┌──

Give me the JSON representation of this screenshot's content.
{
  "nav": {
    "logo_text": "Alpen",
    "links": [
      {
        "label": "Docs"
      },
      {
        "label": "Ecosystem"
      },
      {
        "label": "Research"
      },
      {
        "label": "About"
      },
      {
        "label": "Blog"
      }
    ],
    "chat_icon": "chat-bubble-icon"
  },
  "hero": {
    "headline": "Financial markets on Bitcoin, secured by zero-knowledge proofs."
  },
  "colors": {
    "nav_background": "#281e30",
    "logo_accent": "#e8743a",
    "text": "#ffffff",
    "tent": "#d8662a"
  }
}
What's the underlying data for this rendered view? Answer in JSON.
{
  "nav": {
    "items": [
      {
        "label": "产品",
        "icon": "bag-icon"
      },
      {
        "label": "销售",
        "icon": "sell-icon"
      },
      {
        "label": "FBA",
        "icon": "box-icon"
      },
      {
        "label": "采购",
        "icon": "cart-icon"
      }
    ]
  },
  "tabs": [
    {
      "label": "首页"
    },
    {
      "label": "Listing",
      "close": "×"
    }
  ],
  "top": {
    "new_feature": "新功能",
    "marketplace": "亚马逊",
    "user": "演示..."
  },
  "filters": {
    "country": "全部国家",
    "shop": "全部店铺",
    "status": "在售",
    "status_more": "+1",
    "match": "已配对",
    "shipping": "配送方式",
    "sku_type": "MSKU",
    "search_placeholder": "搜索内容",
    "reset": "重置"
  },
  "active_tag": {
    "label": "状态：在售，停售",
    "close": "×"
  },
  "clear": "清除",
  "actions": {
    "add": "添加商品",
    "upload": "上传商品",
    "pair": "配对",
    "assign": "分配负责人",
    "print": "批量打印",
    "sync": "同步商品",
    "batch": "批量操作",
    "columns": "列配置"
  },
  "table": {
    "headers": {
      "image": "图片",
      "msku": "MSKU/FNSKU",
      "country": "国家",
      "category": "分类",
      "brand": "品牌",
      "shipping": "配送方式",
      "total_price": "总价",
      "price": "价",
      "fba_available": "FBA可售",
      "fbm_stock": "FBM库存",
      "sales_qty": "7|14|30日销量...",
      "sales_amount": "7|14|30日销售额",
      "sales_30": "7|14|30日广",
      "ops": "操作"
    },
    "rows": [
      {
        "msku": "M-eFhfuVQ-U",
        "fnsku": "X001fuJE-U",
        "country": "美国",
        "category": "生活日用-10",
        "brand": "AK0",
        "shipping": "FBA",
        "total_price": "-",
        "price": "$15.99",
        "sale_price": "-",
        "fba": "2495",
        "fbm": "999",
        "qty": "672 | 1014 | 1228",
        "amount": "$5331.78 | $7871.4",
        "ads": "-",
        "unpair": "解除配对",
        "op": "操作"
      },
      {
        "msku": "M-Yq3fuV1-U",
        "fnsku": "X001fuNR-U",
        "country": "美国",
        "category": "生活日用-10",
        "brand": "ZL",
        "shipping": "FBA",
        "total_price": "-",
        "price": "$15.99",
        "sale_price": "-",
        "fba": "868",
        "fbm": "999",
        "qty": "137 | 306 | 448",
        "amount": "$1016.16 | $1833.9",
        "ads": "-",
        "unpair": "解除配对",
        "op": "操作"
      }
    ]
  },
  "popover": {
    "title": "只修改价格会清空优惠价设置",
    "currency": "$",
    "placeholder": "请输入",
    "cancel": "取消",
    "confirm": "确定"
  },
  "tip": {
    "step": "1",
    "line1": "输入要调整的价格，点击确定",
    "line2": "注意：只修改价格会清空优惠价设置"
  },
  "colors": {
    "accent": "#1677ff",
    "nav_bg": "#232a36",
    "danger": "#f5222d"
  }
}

└──

* **Aim of the task**: Using the entries above, please restate each one word for word.

* **Correct response**:
Give me the JSON representation of this screenshot's content.
{
  "nav": {
    "logo_text": "Alpen",
    "links": [
      {
        "label": "Docs"
      },
      {
        "label": "Ecosystem"
      },
      {
        "label": "Research"
      },
      {
        "label": "About"
      },
      {
        "label": "Blog"
      }
    ],
    "chat_icon": "chat-bubble-icon"
  },
  "hero": {
    "headline": "Financial markets on Bitcoin, secured by zero-knowledge proofs."
  },
  "colors": {
    "nav_background": "#281e30",
    "logo_accent": "#e8743a",
    "text": "#ffffff",
    "tent": "#d8662a"
  }
}
What's the underlying data for this rendered view? Answer in JSON.
{
  "nav": {
    "items": [
      {
        "label": "产品",
        "icon": "bag-icon"
      },
      {
        "label": "销售",
        "icon": "sell-icon"
      },
      {
        "label": "FBA",
        "icon": "box-icon"
      },
      {
        "label": "采购",
        "icon": "cart-icon"
      }
    ]
  },
  "tabs": [
    {
      "label": "首页"
    },
    {
      "label": "Listing",
      "close": "×"
    }
  ],
  "top": {
    "new_feature": "新功能",
    "marketplace": "亚马逊",
    "user": "演示..."
  },
  "filters": {
    "country": "全部国家",
    "shop": "全部店铺",
    "status": "在售",
    "status_more": "+1",
    "match": "已配对",
    "shipping": "配送方式",
    "sku_type": "MSKU",
    "search_placeholder": "搜索内容",
    "reset": "重置"
  },
  "active_tag": {
    "label": "状态：在售，停售",
    "close": "×"
  },
  "clear": "清除",
  "actions": {
    "add": "添加商品",
    "upload": "上传商品",
    "pair": "配对",
    "assign": "分配负责人",
    "print": "批量打印",
    "sync": "同步商品",
    "batch": "批量操作",
    "columns": "列配置"
  },
  "table": {
    "headers": {
      "image": "图片",
      "msku": "MSKU/FNSKU",
      "country": "国家",
      "category": "分类",
      "brand": "品牌",
      "shipping": "配送方式",
      "total_price": "总价",
      "price": "价",
      "fba_available": "FBA可售",
      "fbm_stock": "FBM库存",
      "sales_qty": "7|14|30日销量...",
      "sales_amount": "7|14|30日销售额",
      "sales_30": "7|14|30日广",
      "ops": "操作"
    },
    "rows": [
      {
        "msku": "M-eFhfuVQ-U",
        "fnsku": "X001fuJE-U",
        "country": "美国",
        "category": "生活日用-10",
        "brand": "AK0",
        "shipping": "FBA",
        "total_price": "-",
        "price": "$15.99",
        "sale_price": "-",
        "fba": "2495",
        "fbm": "999",
        "qty": "672 | 1014 | 1228",
        "amount": "$5331.78 | $7871.4",
        "ads": "-",
        "unpair": "解除配对",
        "op": "操作"
      },
      {
        "msku": "M-Yq3fuV1-U",
        "fnsku": "X001fuNR-U",
        "country": "美国",
        "category": "生活日用-10",
        "brand": "ZL",
        "shipping": "FBA",
        "total_price": "-",
        "price": "$15.99",
        "sale_price": "-",
        "fba": "868",
        "fbm": "999",
        "qty": "137 | 306 | 448",
        "amount": "$1016.16 | $1833.9",
        "ads": "-",
        "unpair": "解除配对",
        "op": "操作"
      }
    ]
  },
  "popover": {
    "title": "只修改价格会清空优惠价设置",
    "currency": "$",
    "placeholder": "请输入",
    "cancel": "取消",
    "confirm": "确定"
  },
  "tip": {
    "step": "1",
    "line1": "输入要调整的价格，点击确定",
    "line2": "注意：只修改价格会清空优惠价设置"
  },
  "colors": {
    "accent": "#1677ff",
    "nav_bg": "#232a36",
    "danger": "#f5222d"
  }
}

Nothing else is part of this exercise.